▶ [TASK TO CARRY OUT]:
Can you restate the records below word for word?

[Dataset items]
+ + + + + + +

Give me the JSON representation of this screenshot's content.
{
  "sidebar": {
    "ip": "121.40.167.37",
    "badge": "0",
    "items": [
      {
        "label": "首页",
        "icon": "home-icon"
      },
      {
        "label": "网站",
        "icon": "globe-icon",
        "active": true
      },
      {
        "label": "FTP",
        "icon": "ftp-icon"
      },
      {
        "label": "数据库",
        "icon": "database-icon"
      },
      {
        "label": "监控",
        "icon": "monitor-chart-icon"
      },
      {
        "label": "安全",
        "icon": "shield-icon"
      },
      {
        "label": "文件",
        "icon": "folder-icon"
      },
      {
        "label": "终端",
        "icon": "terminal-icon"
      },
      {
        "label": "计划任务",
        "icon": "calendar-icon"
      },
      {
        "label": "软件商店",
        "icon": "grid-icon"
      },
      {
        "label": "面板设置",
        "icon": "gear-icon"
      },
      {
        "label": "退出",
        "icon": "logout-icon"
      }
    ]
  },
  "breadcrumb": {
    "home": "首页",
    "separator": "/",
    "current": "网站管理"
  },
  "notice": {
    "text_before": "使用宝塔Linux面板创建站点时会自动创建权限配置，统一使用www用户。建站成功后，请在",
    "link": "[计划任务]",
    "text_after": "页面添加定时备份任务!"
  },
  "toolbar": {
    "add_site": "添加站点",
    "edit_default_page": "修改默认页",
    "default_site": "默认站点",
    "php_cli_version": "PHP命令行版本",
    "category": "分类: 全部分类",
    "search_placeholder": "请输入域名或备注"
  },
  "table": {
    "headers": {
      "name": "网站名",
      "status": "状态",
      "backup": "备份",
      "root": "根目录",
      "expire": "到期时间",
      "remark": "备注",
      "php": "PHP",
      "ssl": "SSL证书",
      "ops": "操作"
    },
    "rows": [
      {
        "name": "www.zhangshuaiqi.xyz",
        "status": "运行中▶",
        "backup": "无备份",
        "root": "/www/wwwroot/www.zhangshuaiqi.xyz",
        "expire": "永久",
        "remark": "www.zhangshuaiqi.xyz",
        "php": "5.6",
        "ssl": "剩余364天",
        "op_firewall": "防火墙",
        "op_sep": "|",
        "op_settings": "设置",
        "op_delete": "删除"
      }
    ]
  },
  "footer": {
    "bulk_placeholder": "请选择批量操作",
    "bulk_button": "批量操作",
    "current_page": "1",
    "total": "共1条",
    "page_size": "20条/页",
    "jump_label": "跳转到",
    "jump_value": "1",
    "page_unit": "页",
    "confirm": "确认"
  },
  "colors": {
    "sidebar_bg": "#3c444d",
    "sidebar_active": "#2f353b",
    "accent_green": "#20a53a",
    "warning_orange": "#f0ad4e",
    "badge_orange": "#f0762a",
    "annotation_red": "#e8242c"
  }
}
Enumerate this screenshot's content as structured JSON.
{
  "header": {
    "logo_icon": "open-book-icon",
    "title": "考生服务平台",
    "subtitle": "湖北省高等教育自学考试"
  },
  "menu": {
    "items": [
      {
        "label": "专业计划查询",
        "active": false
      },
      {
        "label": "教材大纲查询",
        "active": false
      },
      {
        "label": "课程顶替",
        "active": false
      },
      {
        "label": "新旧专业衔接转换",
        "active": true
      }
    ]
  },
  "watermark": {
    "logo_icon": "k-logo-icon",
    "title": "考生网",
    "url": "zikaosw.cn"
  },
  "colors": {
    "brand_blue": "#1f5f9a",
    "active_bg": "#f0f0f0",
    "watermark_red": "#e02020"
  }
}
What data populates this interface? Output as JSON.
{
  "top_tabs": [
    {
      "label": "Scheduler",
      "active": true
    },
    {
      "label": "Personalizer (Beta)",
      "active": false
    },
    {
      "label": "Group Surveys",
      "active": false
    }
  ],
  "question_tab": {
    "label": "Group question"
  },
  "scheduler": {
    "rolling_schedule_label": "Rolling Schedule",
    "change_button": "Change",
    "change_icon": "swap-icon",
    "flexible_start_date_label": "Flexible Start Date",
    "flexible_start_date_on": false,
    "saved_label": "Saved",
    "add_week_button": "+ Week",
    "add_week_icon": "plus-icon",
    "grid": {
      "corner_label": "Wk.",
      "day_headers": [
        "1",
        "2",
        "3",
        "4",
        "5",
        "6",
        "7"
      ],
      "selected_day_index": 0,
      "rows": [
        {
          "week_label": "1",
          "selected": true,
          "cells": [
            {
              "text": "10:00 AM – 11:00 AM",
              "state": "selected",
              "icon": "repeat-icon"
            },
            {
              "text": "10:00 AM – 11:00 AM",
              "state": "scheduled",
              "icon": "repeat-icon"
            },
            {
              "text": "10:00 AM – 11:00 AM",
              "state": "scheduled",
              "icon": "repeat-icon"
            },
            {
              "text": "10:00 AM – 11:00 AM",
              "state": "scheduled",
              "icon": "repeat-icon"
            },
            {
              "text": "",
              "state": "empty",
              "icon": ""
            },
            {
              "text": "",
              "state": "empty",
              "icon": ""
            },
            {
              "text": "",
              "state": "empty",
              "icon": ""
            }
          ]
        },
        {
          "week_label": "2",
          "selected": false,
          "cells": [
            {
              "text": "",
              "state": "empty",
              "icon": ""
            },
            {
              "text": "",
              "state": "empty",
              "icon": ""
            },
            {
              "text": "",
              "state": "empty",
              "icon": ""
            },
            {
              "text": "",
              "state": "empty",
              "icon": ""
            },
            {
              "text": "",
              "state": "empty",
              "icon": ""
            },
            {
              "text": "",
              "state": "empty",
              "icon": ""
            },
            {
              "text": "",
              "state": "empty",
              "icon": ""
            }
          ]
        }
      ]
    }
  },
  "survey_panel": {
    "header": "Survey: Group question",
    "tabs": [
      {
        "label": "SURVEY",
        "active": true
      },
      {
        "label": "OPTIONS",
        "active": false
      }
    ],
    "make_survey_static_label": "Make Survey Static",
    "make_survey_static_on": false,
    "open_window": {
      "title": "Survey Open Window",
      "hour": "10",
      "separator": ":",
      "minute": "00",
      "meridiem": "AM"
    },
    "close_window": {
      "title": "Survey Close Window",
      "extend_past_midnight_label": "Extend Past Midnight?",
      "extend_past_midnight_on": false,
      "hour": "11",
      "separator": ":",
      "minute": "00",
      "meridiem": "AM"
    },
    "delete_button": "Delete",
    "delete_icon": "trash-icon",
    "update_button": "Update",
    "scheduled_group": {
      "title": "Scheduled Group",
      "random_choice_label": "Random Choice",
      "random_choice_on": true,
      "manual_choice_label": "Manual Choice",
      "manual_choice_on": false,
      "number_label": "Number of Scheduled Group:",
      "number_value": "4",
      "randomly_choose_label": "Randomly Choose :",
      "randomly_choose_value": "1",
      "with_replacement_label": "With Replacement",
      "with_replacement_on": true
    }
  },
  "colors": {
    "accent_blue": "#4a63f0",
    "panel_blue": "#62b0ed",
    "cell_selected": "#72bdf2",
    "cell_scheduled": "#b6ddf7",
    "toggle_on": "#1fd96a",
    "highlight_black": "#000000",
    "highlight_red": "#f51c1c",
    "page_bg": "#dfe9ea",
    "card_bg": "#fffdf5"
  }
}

+ + + + + + +

▶ [ANSWER TO THIS EXERCISE]:
Give me the JSON representation of this screenshot's content.
{
  "sidebar": {
    "ip": "121.40.167.37",
    "badge": "0",
    "items": [
      {
        "label": "首页",
        "icon": "home-icon"
      },
      {
        "label": "网站",
        "icon": "globe-icon",
        "active": true
      },
      {
        "label": "FTP",
        "icon": "ftp-icon"
      },
      {
        "label": "数据库",
        "icon": "database-icon"
      },
      {
        "label": "监控",
        "icon": "monitor-chart-icon"
      },
      {
        "label": "安全",
        "icon": "shield-icon"
      },
      {
        "label": "文件",
        "icon": "folder-icon"
      },
      {
        "label": "终端",
        "icon": "terminal-icon"
      },
      {
        "label": "计划任务",
        "icon": "calendar-icon"
      },
      {
        "label": "软件商店",
        "icon": "grid-icon"
      },
      {
        "label": "面板设置",
        "icon": "gear-icon"
      },
      {
        "label": "退出",
        "icon": "logout-icon"
      }
    ]
  },
  "breadcrumb": {
    "home": "首页",
    "separator": "/",
    "current": "网站管理"
  },
  "notice": {
    "text_before": "使用宝塔Linux面板创建站点时会自动创建权限配置，统一使用www用户。建站成功后，请在",
    "link": "[计划任务]",
    "text_after": "页面添加定时备份任务!"
  },
  "toolbar": {
    "add_site": "添加站点",
    "edit_default_page": "修改默认页",
    "default_site": "默认站点",
    "php_cli_version": "PHP命令行版本",
    "category": "分类: 全部分类",
    "search_placeholder": "请输入域名或备注"
  },
  "table": {
    "headers": {
      "name": "网站名",
      "status": "状态",
      "backup": "备份",
      "root": "根目录",
      "expire": "到期时间",
      "remark": "备注",
      "php": "PHP",
      "ssl": "SSL证书",
      "ops": "操作"
    },
    "rows": [
      {
        "name": "www.zhangshuaiqi.xyz",
        "status": "运行中▶",
        "backup": "无备份",
        "root": "/www/wwwroot/www.zhangshuaiqi.xyz",
        "expire": "永久",
        "remark": "www.zhangshuaiqi.xyz",
        "php": "5.6",
        "ssl": "剩余364天",
        "op_firewall": "防火墙",
        "op_sep": "|",
        "op_settings": "设置",
        "op_delete": "删除"
      }
    ]
  },
  "footer": {
    "bulk_placeholder": "请选择批量操作",
    "bulk_button": "批量操作",
    "current_page": "1",
    "total": "共1条",
    "page_size": "20条/页",
    "jump_label": "跳转到",
    "jump_value": "1",
    "page_unit": "页",
    "confirm": "确认"
  },
  "colors": {
    "sidebar_bg": "#3c444d",
    "sidebar_active": "#2f353b",
    "accent_green": "#20a53a",
    "warning_orange": "#f0ad4e",
    "badge_orange": "#f0762a",
    "annotation_red": "#e8242c"
  }
}
Enumerate this screenshot's content as structured JSON.
{
  "header": {
    "logo_icon": "open-book-icon",
    "title": "考生服务平台",
    "subtitle": "湖北省高等教育自学考试"
  },
  "menu": {
    "items": [
      {
        "label": "专业计划查询",
        "active": false
      },
      {
        "label": "教材大纲查询",
        "active": false
      },
      {
        "label": "课程顶替",
        "active": false
      },
      {
        "label": "新旧专业衔接转换",
        "active": true
      }
    ]
  },
  "watermark": {
    "logo_icon": "k-logo-icon",
    "title": "考生网",
    "url": "zikaosw.cn"
  },
  "colors": {
    "brand_blue": "#1f5f9a",
    "active_bg": "#f0f0f0",
    "watermark_red": "#e02020"
  }
}
What data populates this interface? Output as JSON.
{
  "top_tabs": [
    {
      "label": "Scheduler",
      "active": true
    },
    {
      "label": "Personalizer (Beta)",
      "active": false
    },
    {
      "label": "Group Surveys",
      "active": false
    }
  ],
  "question_tab": {
    "label": "Group question"
  },
  "scheduler": {
    "rolling_schedule_label": "Rolling Schedule",
    "change_button": "Change",
    "change_icon": "swap-icon",
    "flexible_start_date_label": "Flexible Start Date",
    "flexible_start_date_on": false,
    "saved_label": "Saved",
    "add_week_button": "+ Week",
    "add_week_icon": "plus-icon",
    "grid": {
      "corner_label": "Wk.",
      "day_headers": [
        "1",
        "2",
        "3",
        "4",
        "5",
        "6",
        "7"
      ],
      "selected_day_index": 0,
      "rows": [
        {
          "week_label": "1",
          "selected": true,
          "cells": [
            {
              "text": "10:00 AM – 11:00 AM",
              "state": "selected",
              "icon": "repeat-icon"
            },
            {
              "text": "10:00 AM – 11:00 AM",
              "state": "scheduled",
              "icon": "repeat-icon"
            },
            {
              "text": "10:00 AM – 11:00 AM",
              "state": "scheduled",
              "icon": "repeat-icon"
            },
            {
              "text": "10:00 AM – 11:00 AM",
              "state": "scheduled",
              "icon": "repeat-icon"
            },
            {
              "text": "",
              "state": "empty",
              "icon": ""
            },
            {
              "text": "",
              "state": "empty",
              "icon": ""
            },
            {
              "text": "",
              "state": "empty",
              "icon": ""
            }
          ]
        },
        {
          "week_label": "2",
          "selected": false,
          "cells": [
            {
              "text": "",
              "state": "empty",
              "icon": ""
            },
            {
              "text": "",
              "state": "empty",
              "icon": ""
            },
            {
              "text": "",
              "state": "empty",
              "icon": ""
            },
            {
              "text": "",
              "state": "empty",
              "icon": ""
            },
            {
              "text": "",
              "state": "empty",
              "icon": ""
            },
            {
              "text": "",
              "state": "empty",
              "icon": ""
            },
            {
              "text": "",
              "state": "empty",
              "icon": ""
            }
          ]
        }
      ]
    }
  },
  "survey_panel": {
    "header": "Survey: Group question",
    "tabs": [
      {
        "label": "SURVEY",
        "active": true
      },
      {
        "label": "OPTIONS",
        "active": false
      }
    ],
    "make_survey_static_label": "Make Survey Static",
    "make_survey_static_on": false,
    "open_window": {
      "title": "Survey Open Window",
      "hour": "10",
      "separator": ":",
      "minute": "00",
      "meridiem": "AM"
    },
    "close_window": {
      "title": "Survey Close Window",
      "extend_past_midnight_label": "Extend Past Midnight?",
      "extend_past_midnight_on": false,
      "hour": "11",
      "separator": ":",
      "minute": "00",
      "meridiem": "AM"
    },
    "delete_button": "Delete",
    "delete_icon": "trash-icon",
    "update_button": "Update",
    "scheduled_group": {
      "title": "Scheduled Group",
      "random_choice_label": "Random Choice",
      "random_choice_on": true,
      "manual_choice_label": "Manual Choice",
      "manual_choice_on": false,
      "number_label": "Number of Scheduled Group:",
      "number_value": "4",
      "randomly_choose_label": "Randomly Choose :",
      "randomly_choose_value": "1",
      "with_replacement_label": "With Replacement",
      "with_replacement_on": true
    }
  },
  "colors": {
    "accent_blue": "#4a63f0",
    "panel_blue": "#62b0ed",
    "cell_selected": "#72bdf2",
    "cell_scheduled": "#b6ddf7",
    "toggle_on": "#1fd96a",
    "highlight_black": "#000000",
    "highlight_red": "#f51c1c",
    "page_bg": "#dfe9ea",
    "card_bg": "#fffdf5"
  }
}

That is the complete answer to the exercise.